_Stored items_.
* begin *

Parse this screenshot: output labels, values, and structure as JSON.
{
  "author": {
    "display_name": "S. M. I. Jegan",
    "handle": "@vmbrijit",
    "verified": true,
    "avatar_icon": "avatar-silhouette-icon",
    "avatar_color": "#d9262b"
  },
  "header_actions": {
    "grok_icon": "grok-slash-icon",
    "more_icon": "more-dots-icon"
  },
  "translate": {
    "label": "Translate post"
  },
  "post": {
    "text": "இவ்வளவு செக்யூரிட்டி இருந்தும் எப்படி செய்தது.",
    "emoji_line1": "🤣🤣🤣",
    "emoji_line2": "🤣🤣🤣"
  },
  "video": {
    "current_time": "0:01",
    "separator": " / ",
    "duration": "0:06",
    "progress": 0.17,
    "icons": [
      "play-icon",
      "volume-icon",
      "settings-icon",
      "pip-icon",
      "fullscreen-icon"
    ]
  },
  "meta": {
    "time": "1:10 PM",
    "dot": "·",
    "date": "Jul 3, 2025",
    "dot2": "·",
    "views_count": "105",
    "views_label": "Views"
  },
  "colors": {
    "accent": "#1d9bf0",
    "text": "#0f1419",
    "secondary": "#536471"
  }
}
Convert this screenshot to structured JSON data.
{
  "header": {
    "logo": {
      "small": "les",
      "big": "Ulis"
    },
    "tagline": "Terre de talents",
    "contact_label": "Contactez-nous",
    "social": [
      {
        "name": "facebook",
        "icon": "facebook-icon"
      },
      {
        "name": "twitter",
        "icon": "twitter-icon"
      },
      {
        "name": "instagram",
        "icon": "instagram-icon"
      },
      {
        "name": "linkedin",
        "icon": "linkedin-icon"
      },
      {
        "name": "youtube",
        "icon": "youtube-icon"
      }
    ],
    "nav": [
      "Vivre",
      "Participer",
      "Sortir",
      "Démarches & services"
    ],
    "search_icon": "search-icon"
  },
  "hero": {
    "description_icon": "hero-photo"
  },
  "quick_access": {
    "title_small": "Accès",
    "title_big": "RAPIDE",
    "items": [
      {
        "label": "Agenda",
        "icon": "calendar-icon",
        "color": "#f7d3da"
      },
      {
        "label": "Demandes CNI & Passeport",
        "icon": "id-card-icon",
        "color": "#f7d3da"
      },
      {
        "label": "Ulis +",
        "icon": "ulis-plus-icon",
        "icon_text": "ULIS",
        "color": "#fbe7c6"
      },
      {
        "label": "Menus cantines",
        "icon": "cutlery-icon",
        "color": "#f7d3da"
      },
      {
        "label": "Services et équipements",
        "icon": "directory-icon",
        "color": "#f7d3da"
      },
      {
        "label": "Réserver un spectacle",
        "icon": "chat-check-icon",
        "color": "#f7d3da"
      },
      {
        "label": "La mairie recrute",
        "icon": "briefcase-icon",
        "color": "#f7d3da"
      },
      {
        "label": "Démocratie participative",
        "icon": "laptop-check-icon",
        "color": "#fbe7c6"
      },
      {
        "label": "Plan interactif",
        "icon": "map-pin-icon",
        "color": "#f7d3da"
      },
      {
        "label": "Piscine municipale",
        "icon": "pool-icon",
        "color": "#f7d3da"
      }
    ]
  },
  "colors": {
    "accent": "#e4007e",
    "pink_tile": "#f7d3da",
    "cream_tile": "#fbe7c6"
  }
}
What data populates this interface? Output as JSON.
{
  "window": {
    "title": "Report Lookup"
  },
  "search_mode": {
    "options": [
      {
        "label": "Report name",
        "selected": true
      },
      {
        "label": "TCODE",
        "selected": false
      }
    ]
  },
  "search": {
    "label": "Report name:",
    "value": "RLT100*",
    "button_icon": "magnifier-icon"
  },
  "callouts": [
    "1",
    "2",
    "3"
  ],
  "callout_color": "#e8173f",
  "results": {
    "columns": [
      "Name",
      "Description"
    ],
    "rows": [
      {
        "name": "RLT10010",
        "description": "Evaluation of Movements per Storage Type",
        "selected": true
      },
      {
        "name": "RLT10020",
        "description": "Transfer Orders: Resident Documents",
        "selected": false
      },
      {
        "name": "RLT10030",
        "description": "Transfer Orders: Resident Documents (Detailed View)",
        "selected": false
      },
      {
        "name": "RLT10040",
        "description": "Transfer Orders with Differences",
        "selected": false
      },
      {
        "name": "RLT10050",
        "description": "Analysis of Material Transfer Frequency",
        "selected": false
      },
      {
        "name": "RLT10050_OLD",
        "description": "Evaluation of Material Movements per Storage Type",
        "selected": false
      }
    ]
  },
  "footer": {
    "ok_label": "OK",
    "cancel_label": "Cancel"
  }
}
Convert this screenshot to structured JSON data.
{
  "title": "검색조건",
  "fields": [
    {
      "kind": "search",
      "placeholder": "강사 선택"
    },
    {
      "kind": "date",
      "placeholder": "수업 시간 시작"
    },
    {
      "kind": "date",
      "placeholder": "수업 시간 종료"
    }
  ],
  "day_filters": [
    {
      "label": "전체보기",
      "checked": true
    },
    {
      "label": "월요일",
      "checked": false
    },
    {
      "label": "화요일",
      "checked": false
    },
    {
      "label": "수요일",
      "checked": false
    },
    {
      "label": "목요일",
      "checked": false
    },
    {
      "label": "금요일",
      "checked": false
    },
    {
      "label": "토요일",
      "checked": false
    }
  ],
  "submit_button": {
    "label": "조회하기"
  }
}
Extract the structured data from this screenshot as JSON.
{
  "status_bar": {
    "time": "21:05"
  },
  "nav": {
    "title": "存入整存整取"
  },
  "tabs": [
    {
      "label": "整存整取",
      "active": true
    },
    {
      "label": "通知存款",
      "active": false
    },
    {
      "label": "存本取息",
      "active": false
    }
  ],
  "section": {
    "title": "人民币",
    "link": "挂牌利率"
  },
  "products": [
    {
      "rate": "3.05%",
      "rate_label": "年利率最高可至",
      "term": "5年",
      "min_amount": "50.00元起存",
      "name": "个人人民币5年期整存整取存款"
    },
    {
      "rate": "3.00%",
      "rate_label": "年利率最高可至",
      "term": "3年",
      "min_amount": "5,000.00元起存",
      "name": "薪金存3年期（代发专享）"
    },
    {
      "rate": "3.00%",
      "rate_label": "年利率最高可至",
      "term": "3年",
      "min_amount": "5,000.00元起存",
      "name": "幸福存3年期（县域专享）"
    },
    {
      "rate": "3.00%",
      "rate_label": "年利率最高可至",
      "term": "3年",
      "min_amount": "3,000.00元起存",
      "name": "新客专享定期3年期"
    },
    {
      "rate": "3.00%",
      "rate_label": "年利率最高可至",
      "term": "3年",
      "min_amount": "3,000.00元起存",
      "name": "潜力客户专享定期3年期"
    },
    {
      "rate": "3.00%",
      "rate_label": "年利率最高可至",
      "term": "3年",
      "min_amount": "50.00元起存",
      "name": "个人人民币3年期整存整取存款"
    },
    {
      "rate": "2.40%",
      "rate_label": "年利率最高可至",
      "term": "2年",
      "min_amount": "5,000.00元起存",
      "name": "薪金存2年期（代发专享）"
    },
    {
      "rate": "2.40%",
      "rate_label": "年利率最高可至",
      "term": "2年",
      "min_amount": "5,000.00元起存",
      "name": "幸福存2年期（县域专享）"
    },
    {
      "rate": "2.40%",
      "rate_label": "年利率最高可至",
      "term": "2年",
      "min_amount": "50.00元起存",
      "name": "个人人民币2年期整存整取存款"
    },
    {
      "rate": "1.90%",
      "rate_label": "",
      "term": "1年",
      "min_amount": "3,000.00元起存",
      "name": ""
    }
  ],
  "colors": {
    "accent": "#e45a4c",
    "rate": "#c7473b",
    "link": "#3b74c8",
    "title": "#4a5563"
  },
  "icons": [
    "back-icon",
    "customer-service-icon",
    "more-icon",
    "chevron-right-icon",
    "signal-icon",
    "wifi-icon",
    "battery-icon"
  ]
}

* end *

_PROBLEM STATEMENT_.
Report all lines of the data that include the word "Storage".

_TASK RESULT_.
        "description": "Evaluation of Movements per Storage Type",
        "description": "Evaluation of Material Movements per Storage Type",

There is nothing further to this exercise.